*Aim of the task*: Your task is to restate the data word for word.
start Task input
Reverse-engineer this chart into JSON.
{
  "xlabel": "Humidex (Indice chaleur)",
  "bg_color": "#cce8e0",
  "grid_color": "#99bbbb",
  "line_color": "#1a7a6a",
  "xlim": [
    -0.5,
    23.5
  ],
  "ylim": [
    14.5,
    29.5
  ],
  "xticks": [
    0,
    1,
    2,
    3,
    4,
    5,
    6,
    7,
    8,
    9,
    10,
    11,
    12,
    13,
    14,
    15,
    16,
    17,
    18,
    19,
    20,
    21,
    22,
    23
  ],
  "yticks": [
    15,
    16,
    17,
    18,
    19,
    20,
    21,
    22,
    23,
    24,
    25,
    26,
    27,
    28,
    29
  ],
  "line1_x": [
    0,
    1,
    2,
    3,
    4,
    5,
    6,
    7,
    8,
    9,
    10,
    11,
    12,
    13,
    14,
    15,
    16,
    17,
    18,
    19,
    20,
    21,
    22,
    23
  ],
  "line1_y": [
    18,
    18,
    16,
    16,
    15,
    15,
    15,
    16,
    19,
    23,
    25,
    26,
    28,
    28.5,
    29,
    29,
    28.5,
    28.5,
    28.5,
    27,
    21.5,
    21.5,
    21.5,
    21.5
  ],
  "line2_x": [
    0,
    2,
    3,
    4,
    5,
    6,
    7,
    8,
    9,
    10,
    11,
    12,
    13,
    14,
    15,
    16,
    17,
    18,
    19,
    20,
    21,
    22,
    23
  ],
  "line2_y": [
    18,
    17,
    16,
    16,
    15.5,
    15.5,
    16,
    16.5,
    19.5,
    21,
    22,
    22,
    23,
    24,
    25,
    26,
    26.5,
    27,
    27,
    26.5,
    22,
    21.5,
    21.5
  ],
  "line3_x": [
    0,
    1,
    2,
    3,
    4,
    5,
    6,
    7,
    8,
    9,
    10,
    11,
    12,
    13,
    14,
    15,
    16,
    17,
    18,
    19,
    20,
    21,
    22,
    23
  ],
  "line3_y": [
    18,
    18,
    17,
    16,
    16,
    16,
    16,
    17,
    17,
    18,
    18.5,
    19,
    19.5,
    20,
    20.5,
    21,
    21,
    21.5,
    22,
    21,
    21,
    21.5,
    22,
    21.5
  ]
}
end Task input
*Response*:
Reverse-engineer this chart into JSON.
{
  "xlabel": "Humidex (Indice chaleur)",
  "bg_color": "#cce8e0",
  "grid_color": "#99bbbb",
  "line_color": "#1a7a6a",
  "xlim": [
    -0.5,
    23.5
  ],
  "ylim": [
    14.5,
    29.5
  ],
  "xticks": [
    0,
    1,
    2,
    3,
    4,
    5,
    6,
    7,
    8,
    9,
    10,
    11,
    12,
    13,
    14,
    15,
    16,
    17,
    18,
    19,
    20,
    21,
    22,
    23
  ],
  "yticks": [
    15,
    16,
    17,
    18,
    19,
    20,
    21,
    22,
    23,
    24,
    25,
    26,
    27,
    28,
    29
  ],
  "line1_x": [
    0,
    1,
    2,
    3,
    4,
    5,
    6,
    7,
    8,
    9,
    10,
    11,
    12,
    13,
    14,
    15,
    16,
    17,
    18,
    19,
    20,
    21,
    22,
    23
  ],
  "line1_y": [
    18,
    18,
    16,
    16,
    15,
    15,
    15,
    16,
    19,
    23,
    25,
    26,
    28,
    28.5,
    29,
    29,
    28.5,
    28.5,
    28.5,
    27,
    21.5,
    21.5,
    21.5,
    21.5
  ],
  "line2_x": [
    0,
    2,
    3,
    4,
    5,
    6,
    7,
    8,
    9,
    10,
    11,
    12,
    13,
    14,
    15,
    16,
    17,
    18,
    19,
    20,
    21,
    22,
    23
  ],
  "line2_y": [
    18,
    17,
    16,
    16,
    15.5,
    15.5,
    16,
    16.5,
    19.5,
    21,
    22,
    22,
    23,
    24,
    25,
    26,
    26.5,
    27,
    27,
    26.5,
    22,
    21.5,
    21.5
  ],
  "line3_x": [
    0,
    1,
    2,
    3,
    4,
    5,
    6,
    7,
    8,
    9,
    10,
    11,
    12,
    13,
    14,
    15,
    16,
    17,
    18,
    19,
    20,
    21,
    22,
    23
  ],
  "line3_y": [
    18,
    18,
    17,
    16,
    16,
    16,
    16,
    17,
    17,
    18,
    18.5,
    19,
    19.5,
    20,
    20.5,
    21,
    21,
    21.5,
    22,
    21,
    21,
    21.5,
    22,
    21.5
  ]
}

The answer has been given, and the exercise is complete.